* Begin Given data *
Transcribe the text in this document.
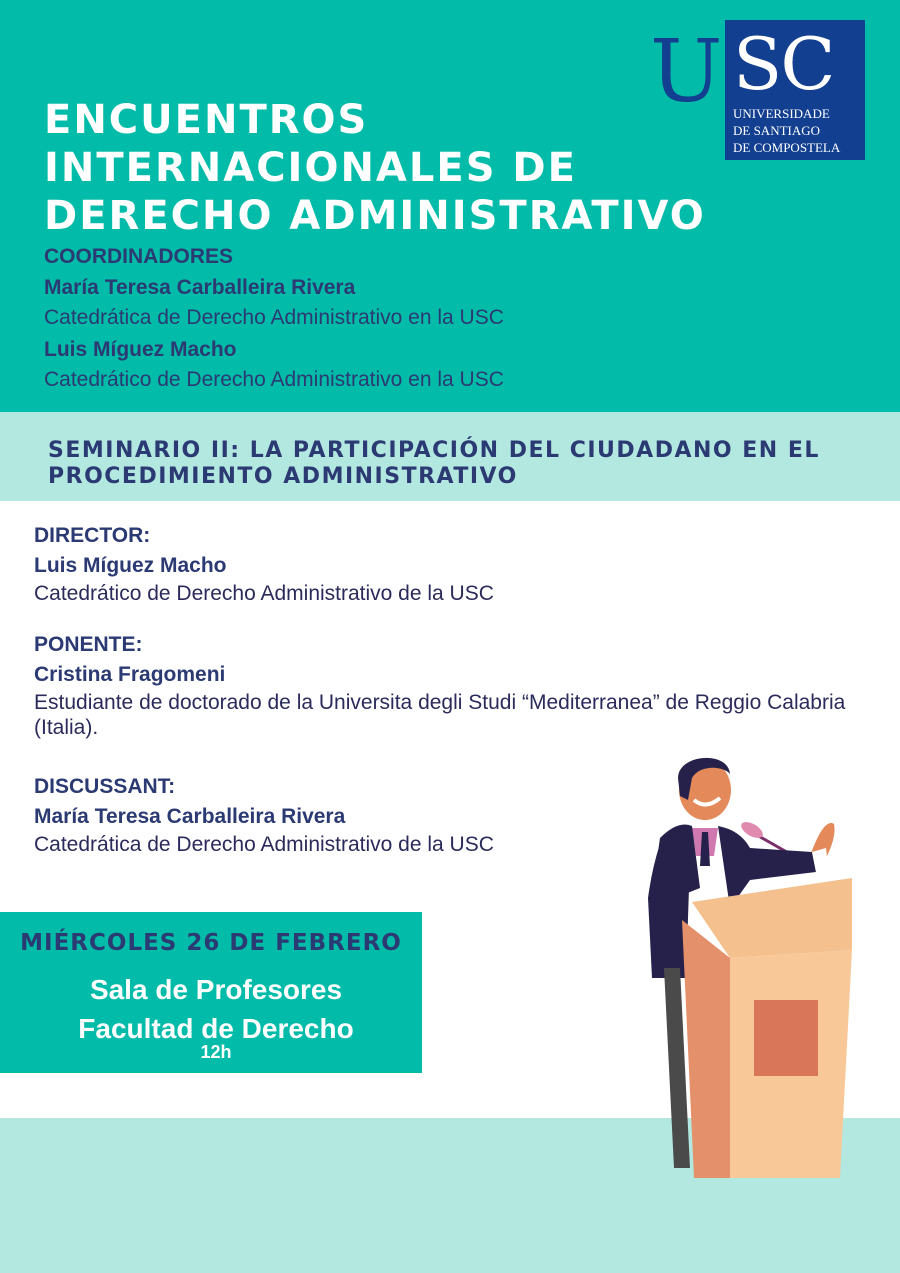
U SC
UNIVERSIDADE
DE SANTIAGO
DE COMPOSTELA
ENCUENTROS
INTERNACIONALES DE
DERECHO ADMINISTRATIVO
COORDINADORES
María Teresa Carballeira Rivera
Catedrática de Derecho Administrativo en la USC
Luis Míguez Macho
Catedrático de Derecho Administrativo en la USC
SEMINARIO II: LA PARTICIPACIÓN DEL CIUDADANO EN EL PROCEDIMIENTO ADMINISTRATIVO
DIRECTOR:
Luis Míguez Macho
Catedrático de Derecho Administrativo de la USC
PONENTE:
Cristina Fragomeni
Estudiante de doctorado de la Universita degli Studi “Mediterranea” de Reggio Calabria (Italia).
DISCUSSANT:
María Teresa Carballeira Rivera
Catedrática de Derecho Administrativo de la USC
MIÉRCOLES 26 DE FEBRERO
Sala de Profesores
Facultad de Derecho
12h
* End Given data *
* Begin Given data *
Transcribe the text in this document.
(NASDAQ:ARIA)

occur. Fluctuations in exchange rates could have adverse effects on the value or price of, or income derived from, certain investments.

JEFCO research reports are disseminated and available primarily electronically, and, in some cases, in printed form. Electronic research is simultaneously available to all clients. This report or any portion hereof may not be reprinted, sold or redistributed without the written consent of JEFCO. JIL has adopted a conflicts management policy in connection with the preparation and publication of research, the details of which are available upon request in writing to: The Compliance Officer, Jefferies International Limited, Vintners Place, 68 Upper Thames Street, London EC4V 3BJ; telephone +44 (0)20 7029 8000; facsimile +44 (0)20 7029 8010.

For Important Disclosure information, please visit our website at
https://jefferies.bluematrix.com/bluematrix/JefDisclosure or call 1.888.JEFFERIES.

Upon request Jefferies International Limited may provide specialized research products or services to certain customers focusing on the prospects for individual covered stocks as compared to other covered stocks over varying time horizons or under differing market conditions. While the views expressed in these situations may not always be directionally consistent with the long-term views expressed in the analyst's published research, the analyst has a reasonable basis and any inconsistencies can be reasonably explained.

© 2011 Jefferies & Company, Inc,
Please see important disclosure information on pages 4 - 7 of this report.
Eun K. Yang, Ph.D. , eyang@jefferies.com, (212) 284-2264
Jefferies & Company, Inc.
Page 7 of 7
* End Given data *
* Begin Given data *
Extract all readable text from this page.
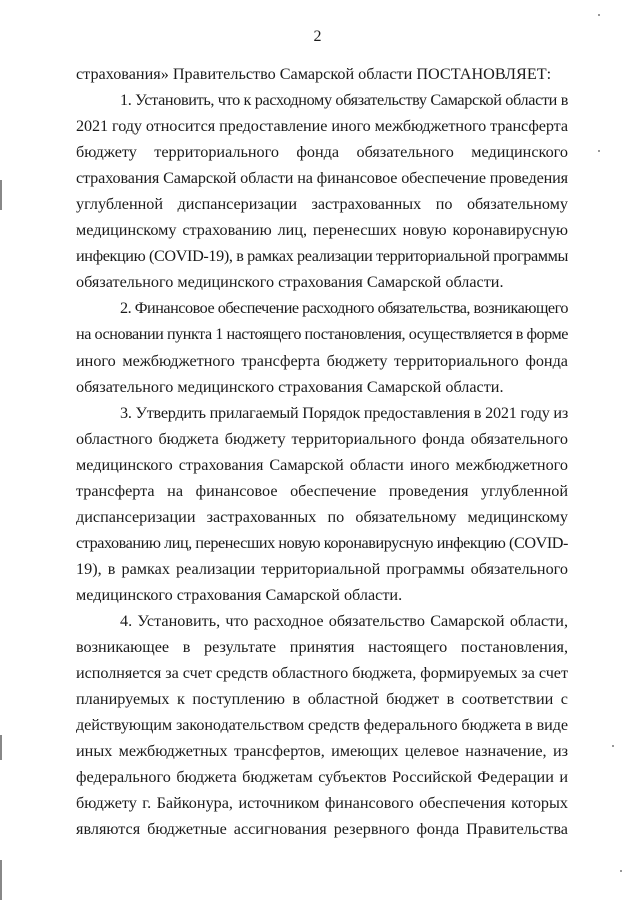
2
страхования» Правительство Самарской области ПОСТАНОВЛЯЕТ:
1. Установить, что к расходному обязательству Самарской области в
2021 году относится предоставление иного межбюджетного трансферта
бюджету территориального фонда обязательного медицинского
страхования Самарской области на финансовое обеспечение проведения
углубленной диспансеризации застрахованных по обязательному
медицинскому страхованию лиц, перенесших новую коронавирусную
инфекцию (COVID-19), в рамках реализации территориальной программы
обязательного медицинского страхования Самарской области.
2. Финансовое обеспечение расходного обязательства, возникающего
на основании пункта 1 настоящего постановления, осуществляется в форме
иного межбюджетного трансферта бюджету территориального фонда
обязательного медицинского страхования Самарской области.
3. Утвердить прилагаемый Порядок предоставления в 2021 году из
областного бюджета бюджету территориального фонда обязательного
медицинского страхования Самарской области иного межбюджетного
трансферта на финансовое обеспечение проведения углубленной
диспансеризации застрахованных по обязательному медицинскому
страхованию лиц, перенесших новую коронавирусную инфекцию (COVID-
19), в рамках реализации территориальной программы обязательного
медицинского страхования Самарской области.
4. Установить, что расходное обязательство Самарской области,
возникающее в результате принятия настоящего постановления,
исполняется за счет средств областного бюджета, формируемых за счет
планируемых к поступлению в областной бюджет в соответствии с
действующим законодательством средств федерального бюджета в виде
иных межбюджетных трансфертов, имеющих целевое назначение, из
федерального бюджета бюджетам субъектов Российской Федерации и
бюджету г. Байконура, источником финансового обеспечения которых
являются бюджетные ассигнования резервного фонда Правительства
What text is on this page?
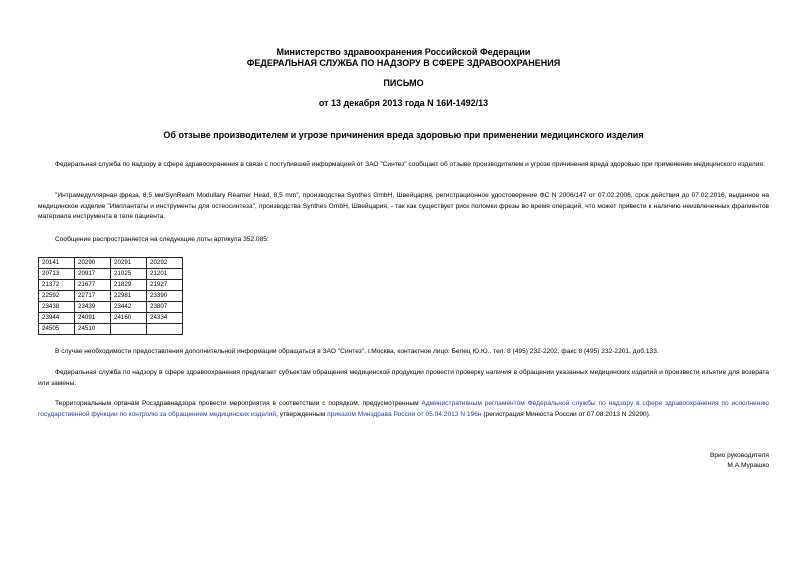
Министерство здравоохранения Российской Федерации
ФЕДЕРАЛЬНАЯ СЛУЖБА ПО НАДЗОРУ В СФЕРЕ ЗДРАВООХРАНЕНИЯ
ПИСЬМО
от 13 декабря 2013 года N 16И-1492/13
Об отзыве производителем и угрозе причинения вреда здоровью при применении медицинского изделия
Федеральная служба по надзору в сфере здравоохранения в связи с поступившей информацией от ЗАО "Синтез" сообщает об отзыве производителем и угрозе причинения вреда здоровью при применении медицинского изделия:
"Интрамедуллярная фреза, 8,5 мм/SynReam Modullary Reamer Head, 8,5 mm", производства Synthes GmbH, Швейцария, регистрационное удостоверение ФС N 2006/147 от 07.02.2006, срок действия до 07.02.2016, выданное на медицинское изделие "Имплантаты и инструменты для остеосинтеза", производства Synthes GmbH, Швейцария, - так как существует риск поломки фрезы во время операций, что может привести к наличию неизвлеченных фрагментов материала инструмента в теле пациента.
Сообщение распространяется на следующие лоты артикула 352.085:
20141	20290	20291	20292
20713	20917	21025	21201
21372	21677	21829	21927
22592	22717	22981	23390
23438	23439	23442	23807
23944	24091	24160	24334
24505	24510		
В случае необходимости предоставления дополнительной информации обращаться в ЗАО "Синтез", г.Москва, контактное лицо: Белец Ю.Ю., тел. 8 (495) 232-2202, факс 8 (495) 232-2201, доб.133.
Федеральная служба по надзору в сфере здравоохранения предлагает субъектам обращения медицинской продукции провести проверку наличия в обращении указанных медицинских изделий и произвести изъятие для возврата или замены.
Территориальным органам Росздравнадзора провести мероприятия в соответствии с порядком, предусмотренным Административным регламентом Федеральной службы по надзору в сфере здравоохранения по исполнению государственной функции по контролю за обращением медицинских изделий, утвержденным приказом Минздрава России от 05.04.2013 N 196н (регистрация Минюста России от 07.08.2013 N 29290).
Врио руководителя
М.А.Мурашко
* End Given data *
▸ **Requirements**:
Tally how many lines of the material contain the word "information". The answer must be the number and nothing else.

▸ **Solution below**:
2